=== Short problem ===
Write each line out again exactly as written.

(Dataset items)
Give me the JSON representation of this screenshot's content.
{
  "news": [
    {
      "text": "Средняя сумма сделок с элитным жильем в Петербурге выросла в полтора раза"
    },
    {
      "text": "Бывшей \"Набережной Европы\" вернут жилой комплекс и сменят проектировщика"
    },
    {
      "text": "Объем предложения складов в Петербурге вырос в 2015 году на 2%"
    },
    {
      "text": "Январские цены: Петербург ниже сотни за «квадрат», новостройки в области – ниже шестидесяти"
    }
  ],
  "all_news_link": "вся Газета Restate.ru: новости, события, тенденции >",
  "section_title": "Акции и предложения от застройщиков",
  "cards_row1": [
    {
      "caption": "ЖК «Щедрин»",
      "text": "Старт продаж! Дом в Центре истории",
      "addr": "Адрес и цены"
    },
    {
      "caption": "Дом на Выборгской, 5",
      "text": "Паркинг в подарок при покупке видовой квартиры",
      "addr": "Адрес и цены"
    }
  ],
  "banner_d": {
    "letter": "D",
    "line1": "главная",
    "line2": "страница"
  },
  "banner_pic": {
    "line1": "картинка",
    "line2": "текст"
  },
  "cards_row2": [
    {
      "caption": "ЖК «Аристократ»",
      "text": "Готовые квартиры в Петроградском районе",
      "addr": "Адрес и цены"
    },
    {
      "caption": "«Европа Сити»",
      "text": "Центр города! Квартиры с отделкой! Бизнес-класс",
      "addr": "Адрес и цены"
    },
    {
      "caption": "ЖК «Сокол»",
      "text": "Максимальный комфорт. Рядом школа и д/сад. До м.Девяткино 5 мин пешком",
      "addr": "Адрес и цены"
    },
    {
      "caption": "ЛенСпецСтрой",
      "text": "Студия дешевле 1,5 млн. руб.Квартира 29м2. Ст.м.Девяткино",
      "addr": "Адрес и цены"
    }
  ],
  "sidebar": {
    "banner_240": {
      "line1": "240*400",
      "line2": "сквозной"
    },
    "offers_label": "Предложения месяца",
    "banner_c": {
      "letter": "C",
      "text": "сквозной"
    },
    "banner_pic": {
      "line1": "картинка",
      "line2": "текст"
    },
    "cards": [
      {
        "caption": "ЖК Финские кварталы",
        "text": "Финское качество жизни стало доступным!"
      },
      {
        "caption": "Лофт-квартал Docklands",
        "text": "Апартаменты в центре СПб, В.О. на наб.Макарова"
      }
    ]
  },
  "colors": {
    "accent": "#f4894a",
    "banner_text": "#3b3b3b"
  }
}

=== Written response ===
Give me the JSON representation of this screenshot's content.
{
  "news": [
    {
      "text": "Средняя сумма сделок с элитным жильем в Петербурге выросла в полтора раза"
    },
    {
      "text": "Бывшей \"Набережной Европы\" вернут жилой комплекс и сменят проектировщика"
    },
    {
      "text": "Объем предложения складов в Петербурге вырос в 2015 году на 2%"
    },
    {
      "text": "Январские цены: Петербург ниже сотни за «квадрат», новостройки в области – ниже шестидесяти"
    }
  ],
  "all_news_link": "вся Газета Restate.ru: новости, события, тенденции >",
  "section_title": "Акции и предложения от застройщиков",
  "cards_row1": [
    {
      "caption": "ЖК «Щедрин»",
      "text": "Старт продаж! Дом в Центре истории",
      "addr": "Адрес и цены"
    },
    {
      "caption": "Дом на Выборгской, 5",
      "text": "Паркинг в подарок при покупке видовой квартиры",
      "addr": "Адрес и цены"
    }
  ],
  "banner_d": {
    "letter": "D",
    "line1": "главная",
    "line2": "страница"
  },
  "banner_pic": {
    "line1": "картинка",
    "line2": "текст"
  },
  "cards_row2": [
    {
      "caption": "ЖК «Аристократ»",
      "text": "Готовые квартиры в Петроградском районе",
      "addr": "Адрес и цены"
    },
    {
      "caption": "«Европа Сити»",
      "text": "Центр города! Квартиры с отделкой! Бизнес-класс",
      "addr": "Адрес и цены"
    },
    {
      "caption": "ЖК «Сокол»",
      "text": "Максимальный комфорт. Рядом школа и д/сад. До м.Девяткино 5 мин пешком",
      "addr": "Адрес и цены"
    },
    {
      "caption": "ЛенСпецСтрой",
      "text": "Студия дешевле 1,5 млн. руб.Квартира 29м2. Ст.м.Девяткино",
      "addr": "Адрес и цены"
    }
  ],
  "sidebar": {
    "banner_240": {
      "line1": "240*400",
      "line2": "сквозной"
    },
    "offers_label": "Предложения месяца",
    "banner_c": {
      "letter": "C",
      "text": "сквозной"
    },
    "banner_pic": {
      "line1": "картинка",
      "line2": "текст"
    },
    "cards": [
      {
        "caption": "ЖК Финские кварталы",
        "text": "Финское качество жизни стало доступным!"
      },
      {
        "caption": "Лофт-квартал Docklands",
        "text": "Апартаменты в центре СПб, В.О. на наб.Макарова"
      }
    ]
  },
  "colors": {
    "accent": "#f4894a",
    "banner_text": "#3b3b3b"
  }
}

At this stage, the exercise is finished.